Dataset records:

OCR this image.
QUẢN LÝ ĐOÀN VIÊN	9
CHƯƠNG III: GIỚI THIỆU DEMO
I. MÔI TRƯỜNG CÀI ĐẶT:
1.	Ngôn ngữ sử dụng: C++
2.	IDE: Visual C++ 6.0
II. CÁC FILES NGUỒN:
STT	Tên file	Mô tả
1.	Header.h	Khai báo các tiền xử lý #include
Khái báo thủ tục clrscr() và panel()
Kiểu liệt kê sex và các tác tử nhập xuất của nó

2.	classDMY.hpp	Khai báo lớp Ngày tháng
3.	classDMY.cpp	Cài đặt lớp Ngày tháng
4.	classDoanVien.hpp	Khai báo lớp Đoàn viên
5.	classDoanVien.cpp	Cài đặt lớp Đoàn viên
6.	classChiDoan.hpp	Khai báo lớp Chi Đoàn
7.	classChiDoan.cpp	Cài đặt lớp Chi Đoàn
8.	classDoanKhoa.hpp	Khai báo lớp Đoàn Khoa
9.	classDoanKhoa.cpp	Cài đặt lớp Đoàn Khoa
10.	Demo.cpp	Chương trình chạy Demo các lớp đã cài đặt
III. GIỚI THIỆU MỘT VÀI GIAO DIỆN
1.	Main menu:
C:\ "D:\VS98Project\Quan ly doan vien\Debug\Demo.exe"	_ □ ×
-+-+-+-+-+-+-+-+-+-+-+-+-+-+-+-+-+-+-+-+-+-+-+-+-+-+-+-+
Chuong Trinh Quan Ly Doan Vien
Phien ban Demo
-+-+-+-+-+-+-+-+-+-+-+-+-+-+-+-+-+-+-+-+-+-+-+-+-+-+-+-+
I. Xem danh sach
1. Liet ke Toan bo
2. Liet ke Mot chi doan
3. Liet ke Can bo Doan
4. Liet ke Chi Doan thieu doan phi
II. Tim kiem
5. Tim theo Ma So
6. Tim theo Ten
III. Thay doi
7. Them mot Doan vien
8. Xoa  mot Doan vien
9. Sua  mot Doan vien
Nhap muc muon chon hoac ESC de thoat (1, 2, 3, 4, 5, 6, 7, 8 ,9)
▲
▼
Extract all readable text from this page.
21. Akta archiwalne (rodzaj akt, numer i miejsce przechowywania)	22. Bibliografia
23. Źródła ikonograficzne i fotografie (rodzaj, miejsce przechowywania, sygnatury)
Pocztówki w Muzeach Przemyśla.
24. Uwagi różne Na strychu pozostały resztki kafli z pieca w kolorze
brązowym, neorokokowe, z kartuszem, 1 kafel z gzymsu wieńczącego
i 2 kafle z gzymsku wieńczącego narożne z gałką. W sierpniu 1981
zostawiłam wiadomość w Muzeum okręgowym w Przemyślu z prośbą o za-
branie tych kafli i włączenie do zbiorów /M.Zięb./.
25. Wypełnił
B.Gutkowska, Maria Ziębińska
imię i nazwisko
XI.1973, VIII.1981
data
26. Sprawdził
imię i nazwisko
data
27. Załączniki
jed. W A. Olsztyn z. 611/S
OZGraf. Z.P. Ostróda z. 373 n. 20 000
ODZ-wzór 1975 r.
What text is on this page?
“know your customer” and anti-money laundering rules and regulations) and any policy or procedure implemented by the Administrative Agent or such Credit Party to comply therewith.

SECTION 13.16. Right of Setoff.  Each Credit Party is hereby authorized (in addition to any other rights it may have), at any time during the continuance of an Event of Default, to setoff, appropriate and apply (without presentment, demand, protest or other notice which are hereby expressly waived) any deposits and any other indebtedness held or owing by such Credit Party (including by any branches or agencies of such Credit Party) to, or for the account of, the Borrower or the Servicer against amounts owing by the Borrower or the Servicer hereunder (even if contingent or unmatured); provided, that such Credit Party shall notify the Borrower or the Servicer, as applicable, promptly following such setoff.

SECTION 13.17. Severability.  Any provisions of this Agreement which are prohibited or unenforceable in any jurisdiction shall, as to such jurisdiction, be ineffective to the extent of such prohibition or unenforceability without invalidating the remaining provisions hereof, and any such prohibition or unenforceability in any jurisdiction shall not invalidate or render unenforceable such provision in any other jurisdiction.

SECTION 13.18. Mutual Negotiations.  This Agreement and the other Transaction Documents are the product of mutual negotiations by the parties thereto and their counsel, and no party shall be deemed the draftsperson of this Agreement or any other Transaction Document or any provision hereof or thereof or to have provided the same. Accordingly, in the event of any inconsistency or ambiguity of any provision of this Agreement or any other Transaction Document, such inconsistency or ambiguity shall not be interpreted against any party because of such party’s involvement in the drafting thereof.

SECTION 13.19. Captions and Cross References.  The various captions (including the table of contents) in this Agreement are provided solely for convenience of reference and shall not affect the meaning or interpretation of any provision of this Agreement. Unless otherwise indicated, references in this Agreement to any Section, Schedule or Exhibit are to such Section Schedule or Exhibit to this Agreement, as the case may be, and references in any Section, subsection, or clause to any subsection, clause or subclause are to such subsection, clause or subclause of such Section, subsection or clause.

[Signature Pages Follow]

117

* **What needs to be done**
Print the listing above in its entirety, with every line exact.

* **Solution to this exercise**
OCR this image.
QUẢN LÝ ĐOÀN VIÊN	9
CHƯƠNG III: GIỚI THIỆU DEMO
I. MÔI TRƯỜNG CÀI ĐẶT:
1.	Ngôn ngữ sử dụng: C++
2.	IDE: Visual C++ 6.0
II. CÁC FILES NGUỒN:
STT	Tên file	Mô tả
1.	Header.h	Khai báo các tiền xử lý #include
Khái báo thủ tục clrscr() và panel()
Kiểu liệt kê sex và các tác tử nhập xuất của nó

2.	classDMY.hpp	Khai báo lớp Ngày tháng
3.	classDMY.cpp	Cài đặt lớp Ngày tháng
4.	classDoanVien.hpp	Khai báo lớp Đoàn viên
5.	classDoanVien.cpp	Cài đặt lớp Đoàn viên
6.	classChiDoan.hpp	Khai báo lớp Chi Đoàn
7.	classChiDoan.cpp	Cài đặt lớp Chi Đoàn
8.	classDoanKhoa.hpp	Khai báo lớp Đoàn Khoa
9.	classDoanKhoa.cpp	Cài đặt lớp Đoàn Khoa
10.	Demo.cpp	Chương trình chạy Demo các lớp đã cài đặt
III. GIỚI THIỆU MỘT VÀI GIAO DIỆN
1.	Main menu:
C:\ "D:\VS98Project\Quan ly doan vien\Debug\Demo.exe"	_ □ ×
-+-+-+-+-+-+-+-+-+-+-+-+-+-+-+-+-+-+-+-+-+-+-+-+-+-+-+-+
Chuong Trinh Quan Ly Doan Vien
Phien ban Demo
-+-+-+-+-+-+-+-+-+-+-+-+-+-+-+-+-+-+-+-+-+-+-+-+-+-+-+-+
I. Xem danh sach
1. Liet ke Toan bo
2. Liet ke Mot chi doan
3. Liet ke Can bo Doan
4. Liet ke Chi Doan thieu doan phi
II. Tim kiem
5. Tim theo Ma So
6. Tim theo Ten
III. Thay doi
7. Them mot Doan vien
8. Xoa  mot Doan vien
9. Sua  mot Doan vien
Nhap muc muon chon hoac ESC de thoat (1, 2, 3, 4, 5, 6, 7, 8 ,9)
▲
▼
Extract all readable text from this page.
21. Akta archiwalne (rodzaj akt, numer i miejsce przechowywania)	22. Bibliografia
23. Źródła ikonograficzne i fotografie (rodzaj, miejsce przechowywania, sygnatury)
Pocztówki w Muzeach Przemyśla.
24. Uwagi różne Na strychu pozostały resztki kafli z pieca w kolorze
brązowym, neorokokowe, z kartuszem, 1 kafel z gzymsu wieńczącego
i 2 kafle z gzymsku wieńczącego narożne z gałką. W sierpniu 1981
zostawiłam wiadomość w Muzeum okręgowym w Przemyślu z prośbą o za-
branie tych kafli i włączenie do zbiorów /M.Zięb./.
25. Wypełnił
B.Gutkowska, Maria Ziębińska
imię i nazwisko
XI.1973, VIII.1981
data
26. Sprawdził
imię i nazwisko
data
27. Załączniki
jed. W A. Olsztyn z. 611/S
OZGraf. Z.P. Ostróda z. 373 n. 20 000
ODZ-wzór 1975 r.
What text is on this page?
“know your customer” and anti-money laundering rules and regulations) and any policy or procedure implemented by the Administrative Agent or such Credit Party to comply therewith.

SECTION 13.16. Right of Setoff.  Each Credit Party is hereby authorized (in addition to any other rights it may have), at any time during the continuance of an Event of Default, to setoff, appropriate and apply (without presentment, demand, protest or other notice which are hereby expressly waived) any deposits and any other indebtedness held or owing by such Credit Party (including by any branches or agencies of such Credit Party) to, or for the account of, the Borrower or the Servicer against amounts owing by the Borrower or the Servicer hereunder (even if contingent or unmatured); provided, that such Credit Party shall notify the Borrower or the Servicer, as applicable, promptly following such setoff.

SECTION 13.17. Severability.  Any provisions of this Agreement which are prohibited or unenforceable in any jurisdiction shall, as to such jurisdiction, be ineffective to the extent of such prohibition or unenforceability without invalidating the remaining provisions hereof, and any such prohibition or unenforceability in any jurisdiction shall not invalidate or render unenforceable such provision in any other jurisdiction.

SECTION 13.18. Mutual Negotiations.  This Agreement and the other Transaction Documents are the product of mutual negotiations by the parties thereto and their counsel, and no party shall be deemed the draftsperson of this Agreement or any other Transaction Document or any provision hereof or thereof or to have provided the same. Accordingly, in the event of any inconsistency or ambiguity of any provision of this Agreement or any other Transaction Document, such inconsistency or ambiguity shall not be interpreted against any party because of such party’s involvement in the drafting thereof.

SECTION 13.19. Captions and Cross References.  The various captions (including the table of contents) in this Agreement are provided solely for convenience of reference and shall not affect the meaning or interpretation of any provision of this Agreement. Unless otherwise indicated, references in this Agreement to any Section, Schedule or Exhibit are to such Section Schedule or Exhibit to this Agreement, as the case may be, and references in any Section, subsection, or clause to any subsection, clause or subclause are to such subsection, clause or subclause of such Section, subsection or clause.

[Signature Pages Follow]

117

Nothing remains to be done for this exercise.